* Problem *
Look through the data below. Pick out the lines holding the string "right".

* Material for this exercise *
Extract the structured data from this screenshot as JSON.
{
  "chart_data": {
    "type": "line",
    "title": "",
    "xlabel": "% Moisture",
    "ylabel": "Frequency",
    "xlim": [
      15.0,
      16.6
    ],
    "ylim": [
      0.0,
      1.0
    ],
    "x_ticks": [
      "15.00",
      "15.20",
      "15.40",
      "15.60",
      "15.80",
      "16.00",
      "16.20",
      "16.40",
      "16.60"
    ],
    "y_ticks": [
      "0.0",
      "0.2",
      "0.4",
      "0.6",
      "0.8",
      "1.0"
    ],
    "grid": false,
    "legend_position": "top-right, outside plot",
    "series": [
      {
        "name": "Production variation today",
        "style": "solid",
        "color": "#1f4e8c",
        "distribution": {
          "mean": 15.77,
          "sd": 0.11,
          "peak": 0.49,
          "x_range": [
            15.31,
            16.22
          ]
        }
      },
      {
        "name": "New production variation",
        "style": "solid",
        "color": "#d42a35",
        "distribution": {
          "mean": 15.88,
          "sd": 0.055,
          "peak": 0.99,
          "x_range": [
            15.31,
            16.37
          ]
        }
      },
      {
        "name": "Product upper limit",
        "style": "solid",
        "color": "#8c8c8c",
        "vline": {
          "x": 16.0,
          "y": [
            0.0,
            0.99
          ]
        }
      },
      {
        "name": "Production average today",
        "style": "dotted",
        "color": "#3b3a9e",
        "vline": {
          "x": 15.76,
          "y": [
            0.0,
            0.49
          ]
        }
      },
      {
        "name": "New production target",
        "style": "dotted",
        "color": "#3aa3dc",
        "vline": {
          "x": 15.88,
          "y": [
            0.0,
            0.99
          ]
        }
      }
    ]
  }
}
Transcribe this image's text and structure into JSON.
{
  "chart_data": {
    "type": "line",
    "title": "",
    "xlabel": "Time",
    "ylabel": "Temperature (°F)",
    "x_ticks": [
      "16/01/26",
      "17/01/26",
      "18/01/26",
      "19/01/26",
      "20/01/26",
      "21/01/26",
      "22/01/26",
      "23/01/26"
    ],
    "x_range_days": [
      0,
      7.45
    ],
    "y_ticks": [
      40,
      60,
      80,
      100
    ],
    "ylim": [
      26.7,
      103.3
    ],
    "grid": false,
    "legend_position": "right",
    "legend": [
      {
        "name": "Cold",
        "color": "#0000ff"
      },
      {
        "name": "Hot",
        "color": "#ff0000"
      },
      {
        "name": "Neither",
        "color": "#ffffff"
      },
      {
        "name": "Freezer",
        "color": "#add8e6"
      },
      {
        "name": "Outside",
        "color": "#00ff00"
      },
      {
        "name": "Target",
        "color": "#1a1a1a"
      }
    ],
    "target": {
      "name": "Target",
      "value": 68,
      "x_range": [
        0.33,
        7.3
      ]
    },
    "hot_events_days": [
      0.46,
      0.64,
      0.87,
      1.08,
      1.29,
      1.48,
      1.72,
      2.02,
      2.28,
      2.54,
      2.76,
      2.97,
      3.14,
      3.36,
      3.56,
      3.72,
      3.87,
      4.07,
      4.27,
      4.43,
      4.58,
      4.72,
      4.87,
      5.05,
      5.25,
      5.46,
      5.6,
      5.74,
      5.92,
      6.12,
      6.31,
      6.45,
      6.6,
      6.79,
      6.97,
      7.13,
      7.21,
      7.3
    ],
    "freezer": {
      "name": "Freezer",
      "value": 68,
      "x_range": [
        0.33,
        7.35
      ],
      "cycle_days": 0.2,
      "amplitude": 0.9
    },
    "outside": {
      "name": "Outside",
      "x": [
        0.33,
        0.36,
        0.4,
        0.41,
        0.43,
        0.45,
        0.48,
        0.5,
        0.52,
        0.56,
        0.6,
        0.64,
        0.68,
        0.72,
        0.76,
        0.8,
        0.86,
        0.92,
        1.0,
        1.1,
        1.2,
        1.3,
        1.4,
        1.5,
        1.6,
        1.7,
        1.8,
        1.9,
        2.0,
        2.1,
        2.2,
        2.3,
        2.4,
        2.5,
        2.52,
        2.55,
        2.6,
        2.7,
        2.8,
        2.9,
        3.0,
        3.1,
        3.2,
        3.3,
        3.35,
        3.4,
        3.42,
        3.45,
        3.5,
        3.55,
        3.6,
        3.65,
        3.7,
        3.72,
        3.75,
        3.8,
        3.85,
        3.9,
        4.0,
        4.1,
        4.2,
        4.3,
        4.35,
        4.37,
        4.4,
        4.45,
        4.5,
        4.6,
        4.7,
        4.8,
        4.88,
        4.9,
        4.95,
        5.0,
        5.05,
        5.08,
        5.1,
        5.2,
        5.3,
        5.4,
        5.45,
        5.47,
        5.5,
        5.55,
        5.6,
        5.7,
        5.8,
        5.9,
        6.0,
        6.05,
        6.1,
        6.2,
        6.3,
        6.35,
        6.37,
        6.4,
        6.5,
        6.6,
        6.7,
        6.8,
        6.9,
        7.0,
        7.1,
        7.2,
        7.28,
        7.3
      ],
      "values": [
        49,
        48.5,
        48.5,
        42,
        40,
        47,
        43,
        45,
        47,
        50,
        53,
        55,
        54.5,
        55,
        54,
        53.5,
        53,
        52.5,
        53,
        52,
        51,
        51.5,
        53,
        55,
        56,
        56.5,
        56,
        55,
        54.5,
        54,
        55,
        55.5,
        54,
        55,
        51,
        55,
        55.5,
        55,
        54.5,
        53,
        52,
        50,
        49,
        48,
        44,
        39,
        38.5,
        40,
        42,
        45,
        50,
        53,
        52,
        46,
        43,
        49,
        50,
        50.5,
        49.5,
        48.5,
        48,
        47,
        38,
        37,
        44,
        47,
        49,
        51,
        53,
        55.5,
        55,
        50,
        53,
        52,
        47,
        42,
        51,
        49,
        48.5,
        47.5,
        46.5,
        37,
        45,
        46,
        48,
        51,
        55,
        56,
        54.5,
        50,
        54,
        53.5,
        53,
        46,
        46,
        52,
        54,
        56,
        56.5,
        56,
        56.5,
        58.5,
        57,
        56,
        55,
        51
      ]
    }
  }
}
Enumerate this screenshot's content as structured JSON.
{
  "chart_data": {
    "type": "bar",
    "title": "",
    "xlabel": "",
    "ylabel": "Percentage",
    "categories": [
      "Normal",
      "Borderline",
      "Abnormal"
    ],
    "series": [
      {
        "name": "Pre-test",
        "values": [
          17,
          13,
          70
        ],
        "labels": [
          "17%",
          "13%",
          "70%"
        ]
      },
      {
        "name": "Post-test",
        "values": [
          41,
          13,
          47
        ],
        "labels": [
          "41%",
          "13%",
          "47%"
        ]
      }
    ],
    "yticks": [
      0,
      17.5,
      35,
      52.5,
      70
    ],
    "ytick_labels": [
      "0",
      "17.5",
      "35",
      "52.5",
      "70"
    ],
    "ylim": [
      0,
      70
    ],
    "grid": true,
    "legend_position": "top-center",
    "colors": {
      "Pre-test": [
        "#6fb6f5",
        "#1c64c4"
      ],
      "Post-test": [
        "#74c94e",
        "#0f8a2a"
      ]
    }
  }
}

* Exercise answer *
    "legend_position": "top-right, outside plot",
    "legend_position": "right",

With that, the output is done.